GIVEN PROBLEM:
Copy out each line of the data that holds the word "JSON".

INFORMATION SUPPLIED:

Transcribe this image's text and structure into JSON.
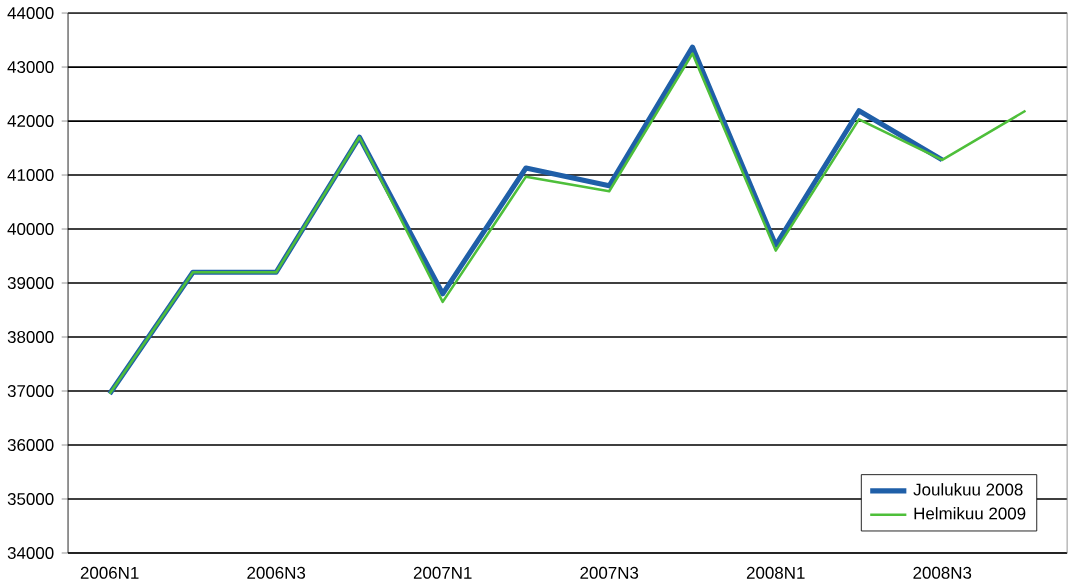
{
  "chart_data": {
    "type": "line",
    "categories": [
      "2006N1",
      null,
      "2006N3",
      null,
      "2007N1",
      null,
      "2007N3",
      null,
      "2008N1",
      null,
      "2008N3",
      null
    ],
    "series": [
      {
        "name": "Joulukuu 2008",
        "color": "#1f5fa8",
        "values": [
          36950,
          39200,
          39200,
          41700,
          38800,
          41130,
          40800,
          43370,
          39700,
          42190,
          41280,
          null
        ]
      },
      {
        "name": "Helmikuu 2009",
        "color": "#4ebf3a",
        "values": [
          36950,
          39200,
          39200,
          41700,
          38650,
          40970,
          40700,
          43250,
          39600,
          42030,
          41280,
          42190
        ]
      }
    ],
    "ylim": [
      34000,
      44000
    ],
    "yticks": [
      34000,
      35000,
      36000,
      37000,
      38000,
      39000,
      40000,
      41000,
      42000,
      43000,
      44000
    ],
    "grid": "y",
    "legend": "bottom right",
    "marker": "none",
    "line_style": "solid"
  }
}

==

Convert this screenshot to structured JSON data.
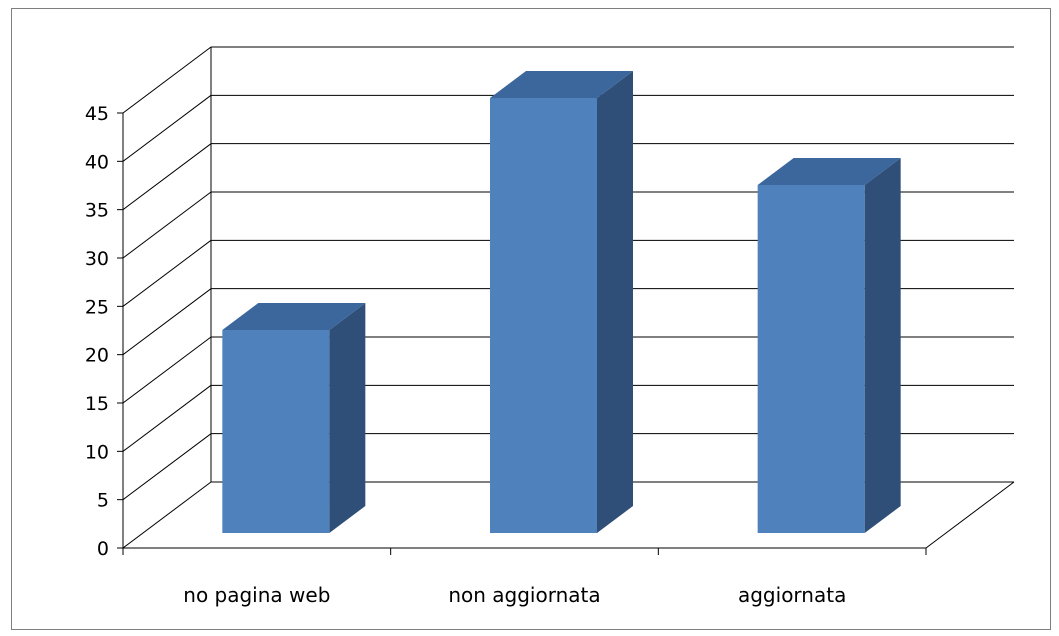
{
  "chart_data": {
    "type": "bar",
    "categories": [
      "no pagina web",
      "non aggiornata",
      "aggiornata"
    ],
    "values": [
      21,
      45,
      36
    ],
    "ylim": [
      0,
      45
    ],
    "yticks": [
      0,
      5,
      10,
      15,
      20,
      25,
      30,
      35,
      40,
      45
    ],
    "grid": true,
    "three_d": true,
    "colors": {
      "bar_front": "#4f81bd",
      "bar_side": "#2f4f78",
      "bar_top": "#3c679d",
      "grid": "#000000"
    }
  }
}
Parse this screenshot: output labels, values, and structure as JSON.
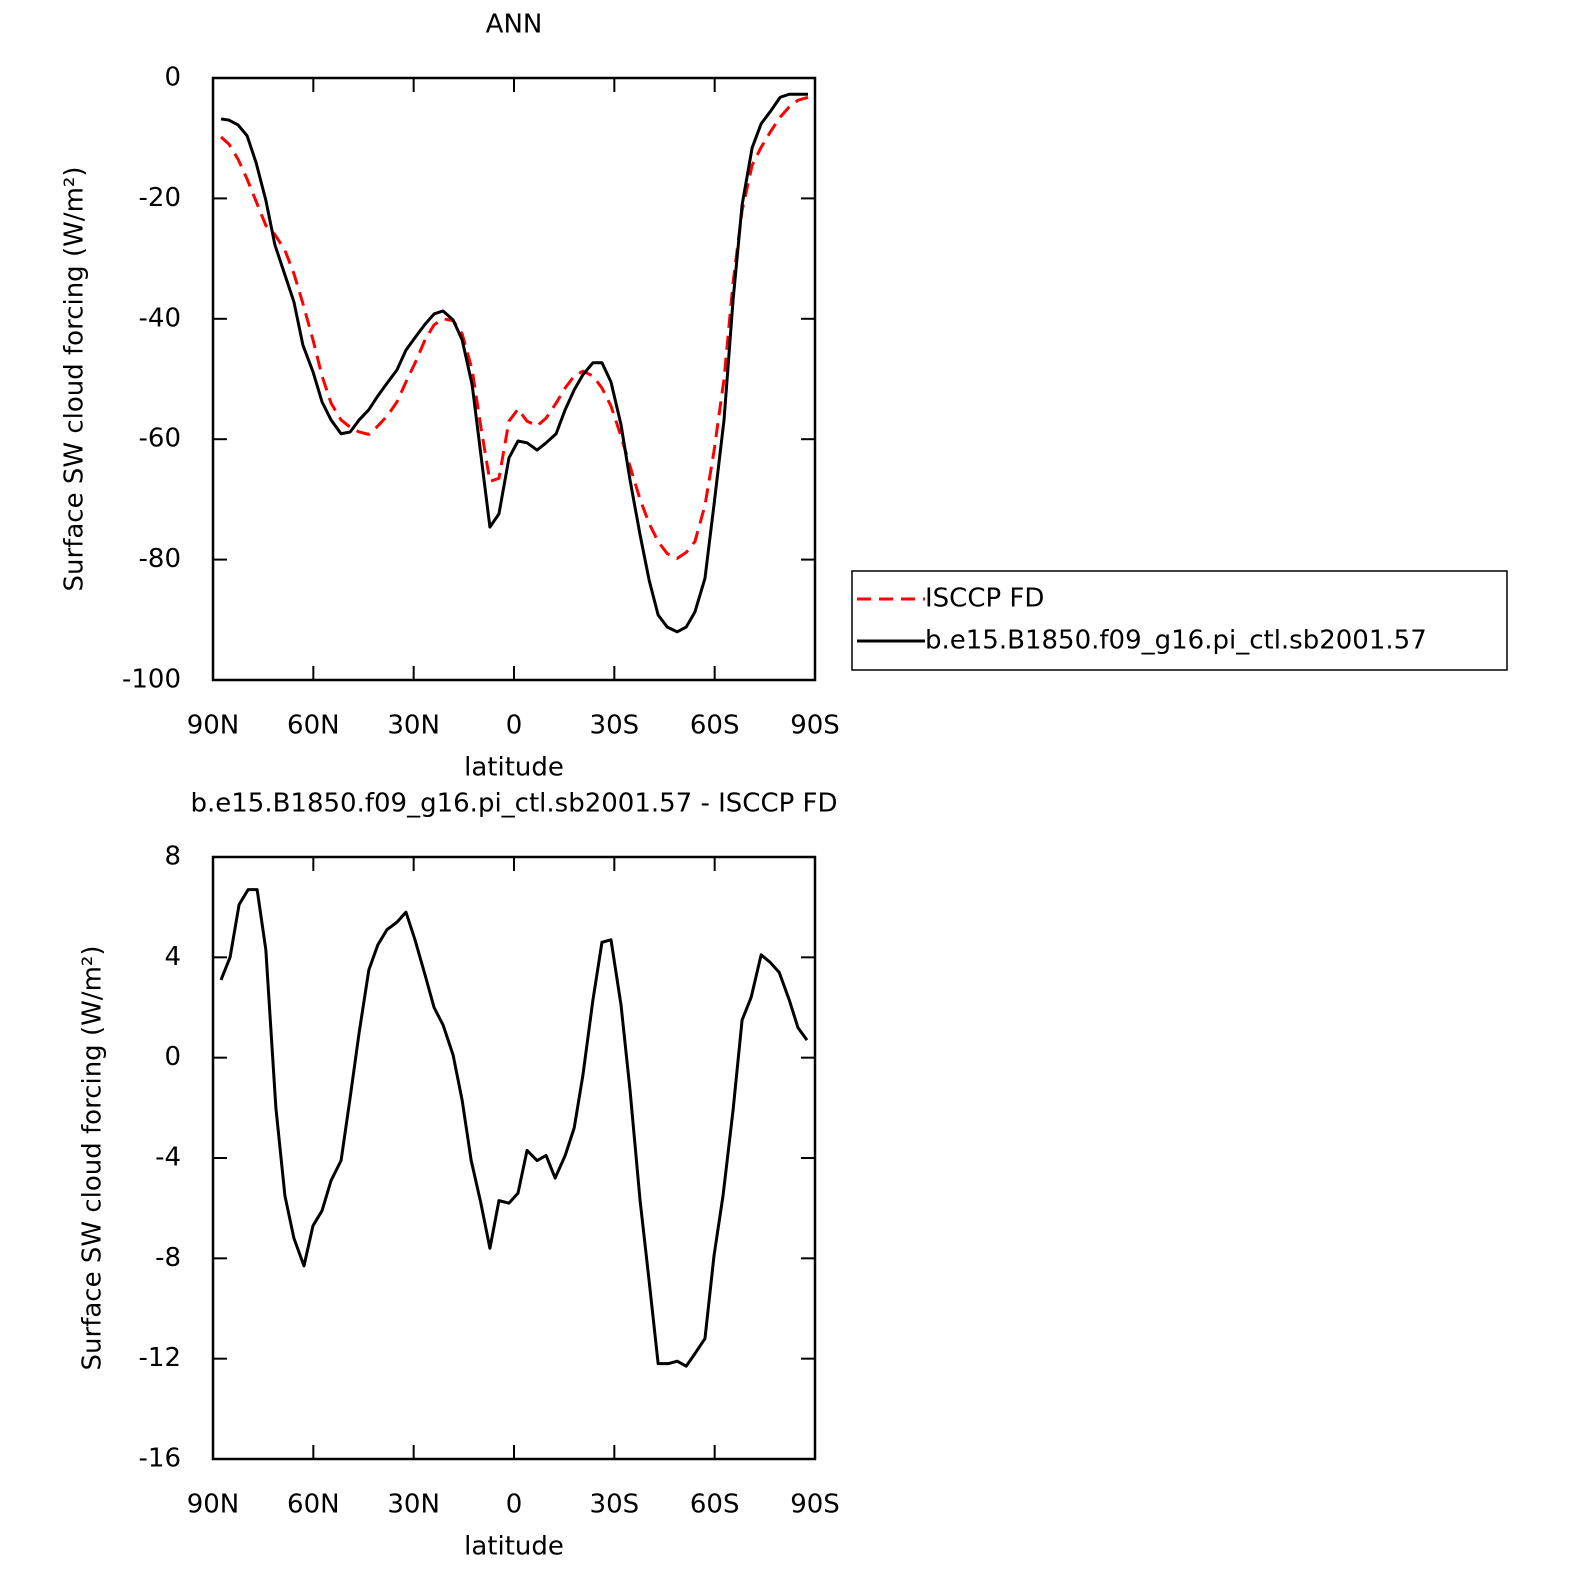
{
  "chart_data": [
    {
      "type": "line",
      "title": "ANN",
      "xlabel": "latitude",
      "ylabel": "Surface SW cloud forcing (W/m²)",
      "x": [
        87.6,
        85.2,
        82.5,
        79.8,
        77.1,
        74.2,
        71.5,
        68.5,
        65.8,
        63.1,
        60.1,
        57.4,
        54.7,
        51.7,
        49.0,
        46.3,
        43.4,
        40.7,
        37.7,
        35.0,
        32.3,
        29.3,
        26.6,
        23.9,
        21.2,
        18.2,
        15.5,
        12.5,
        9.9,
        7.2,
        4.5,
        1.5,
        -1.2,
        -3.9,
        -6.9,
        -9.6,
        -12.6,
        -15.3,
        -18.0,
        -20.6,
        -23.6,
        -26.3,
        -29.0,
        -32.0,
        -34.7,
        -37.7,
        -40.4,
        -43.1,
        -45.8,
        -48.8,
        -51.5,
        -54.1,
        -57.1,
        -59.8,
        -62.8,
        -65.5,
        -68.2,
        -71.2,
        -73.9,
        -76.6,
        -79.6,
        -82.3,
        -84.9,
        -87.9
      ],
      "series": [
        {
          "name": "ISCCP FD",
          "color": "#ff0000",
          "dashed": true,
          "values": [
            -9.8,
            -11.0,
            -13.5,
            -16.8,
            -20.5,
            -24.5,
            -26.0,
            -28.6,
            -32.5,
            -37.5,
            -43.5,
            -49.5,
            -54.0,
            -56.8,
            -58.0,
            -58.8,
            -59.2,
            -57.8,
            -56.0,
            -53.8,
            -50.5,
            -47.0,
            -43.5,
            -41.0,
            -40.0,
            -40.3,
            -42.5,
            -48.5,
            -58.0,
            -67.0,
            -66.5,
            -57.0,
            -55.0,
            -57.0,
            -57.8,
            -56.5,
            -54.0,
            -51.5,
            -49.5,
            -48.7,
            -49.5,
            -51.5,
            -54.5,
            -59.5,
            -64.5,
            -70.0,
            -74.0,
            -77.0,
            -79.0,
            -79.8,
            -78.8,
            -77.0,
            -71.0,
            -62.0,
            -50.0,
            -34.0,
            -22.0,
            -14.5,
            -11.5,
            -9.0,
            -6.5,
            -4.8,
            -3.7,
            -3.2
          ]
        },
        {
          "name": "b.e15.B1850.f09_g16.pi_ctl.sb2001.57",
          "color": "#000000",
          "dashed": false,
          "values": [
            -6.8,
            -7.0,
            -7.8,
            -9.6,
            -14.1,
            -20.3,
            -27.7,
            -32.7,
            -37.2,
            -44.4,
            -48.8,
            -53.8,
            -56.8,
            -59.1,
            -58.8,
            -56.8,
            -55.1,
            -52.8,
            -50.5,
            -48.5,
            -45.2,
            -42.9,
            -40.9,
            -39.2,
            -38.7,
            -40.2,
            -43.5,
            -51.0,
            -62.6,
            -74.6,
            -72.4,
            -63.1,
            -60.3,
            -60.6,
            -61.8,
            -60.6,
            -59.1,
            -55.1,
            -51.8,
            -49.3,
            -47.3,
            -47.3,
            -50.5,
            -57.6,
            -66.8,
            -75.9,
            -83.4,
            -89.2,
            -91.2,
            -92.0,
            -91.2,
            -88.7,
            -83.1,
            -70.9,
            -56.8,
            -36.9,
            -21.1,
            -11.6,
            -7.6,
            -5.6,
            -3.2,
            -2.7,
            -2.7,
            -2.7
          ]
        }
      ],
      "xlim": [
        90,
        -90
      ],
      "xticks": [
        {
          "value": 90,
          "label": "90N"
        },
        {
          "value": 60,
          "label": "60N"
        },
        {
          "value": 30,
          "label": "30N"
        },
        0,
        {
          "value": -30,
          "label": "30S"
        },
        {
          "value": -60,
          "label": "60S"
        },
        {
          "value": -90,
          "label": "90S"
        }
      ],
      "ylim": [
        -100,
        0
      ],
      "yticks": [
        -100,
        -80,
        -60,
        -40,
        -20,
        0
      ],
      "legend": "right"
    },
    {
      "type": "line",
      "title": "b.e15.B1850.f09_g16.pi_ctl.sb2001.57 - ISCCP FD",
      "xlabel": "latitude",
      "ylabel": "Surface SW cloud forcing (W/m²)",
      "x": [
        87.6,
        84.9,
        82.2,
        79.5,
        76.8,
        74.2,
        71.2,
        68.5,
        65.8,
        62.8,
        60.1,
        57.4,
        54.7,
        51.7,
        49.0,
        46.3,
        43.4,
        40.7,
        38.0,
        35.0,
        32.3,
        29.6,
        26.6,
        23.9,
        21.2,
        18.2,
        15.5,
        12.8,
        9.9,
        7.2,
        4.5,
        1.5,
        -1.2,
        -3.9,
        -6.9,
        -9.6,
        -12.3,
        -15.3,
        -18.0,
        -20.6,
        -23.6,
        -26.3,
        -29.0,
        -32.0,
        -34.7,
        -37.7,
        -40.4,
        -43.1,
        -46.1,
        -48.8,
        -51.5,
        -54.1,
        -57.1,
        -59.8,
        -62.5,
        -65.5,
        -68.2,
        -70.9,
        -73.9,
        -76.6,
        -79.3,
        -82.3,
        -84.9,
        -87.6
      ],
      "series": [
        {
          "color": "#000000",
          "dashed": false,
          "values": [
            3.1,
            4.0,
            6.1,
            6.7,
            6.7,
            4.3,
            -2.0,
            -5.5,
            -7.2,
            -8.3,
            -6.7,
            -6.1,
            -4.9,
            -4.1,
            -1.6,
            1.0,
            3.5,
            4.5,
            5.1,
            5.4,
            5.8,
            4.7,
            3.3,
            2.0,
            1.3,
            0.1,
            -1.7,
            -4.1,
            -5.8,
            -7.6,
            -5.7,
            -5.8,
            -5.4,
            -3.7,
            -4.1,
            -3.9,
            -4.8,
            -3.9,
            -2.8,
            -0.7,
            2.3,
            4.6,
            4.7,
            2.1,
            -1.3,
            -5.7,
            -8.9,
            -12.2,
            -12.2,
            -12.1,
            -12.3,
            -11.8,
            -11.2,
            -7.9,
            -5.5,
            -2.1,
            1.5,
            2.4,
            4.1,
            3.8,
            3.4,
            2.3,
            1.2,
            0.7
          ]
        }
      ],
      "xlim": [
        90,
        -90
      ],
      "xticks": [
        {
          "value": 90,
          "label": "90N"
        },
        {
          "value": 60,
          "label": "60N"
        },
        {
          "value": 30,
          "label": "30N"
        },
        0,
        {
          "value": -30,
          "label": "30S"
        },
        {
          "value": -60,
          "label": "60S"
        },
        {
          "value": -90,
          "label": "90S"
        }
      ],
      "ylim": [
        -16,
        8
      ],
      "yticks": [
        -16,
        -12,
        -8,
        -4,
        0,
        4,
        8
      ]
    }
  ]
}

RESULT BELOW:
Transcribe this image's text and structure into JSON.
Convert this screenshot to structured JSON data.
Parse this screenshot: output labels, values, and structure as JSON.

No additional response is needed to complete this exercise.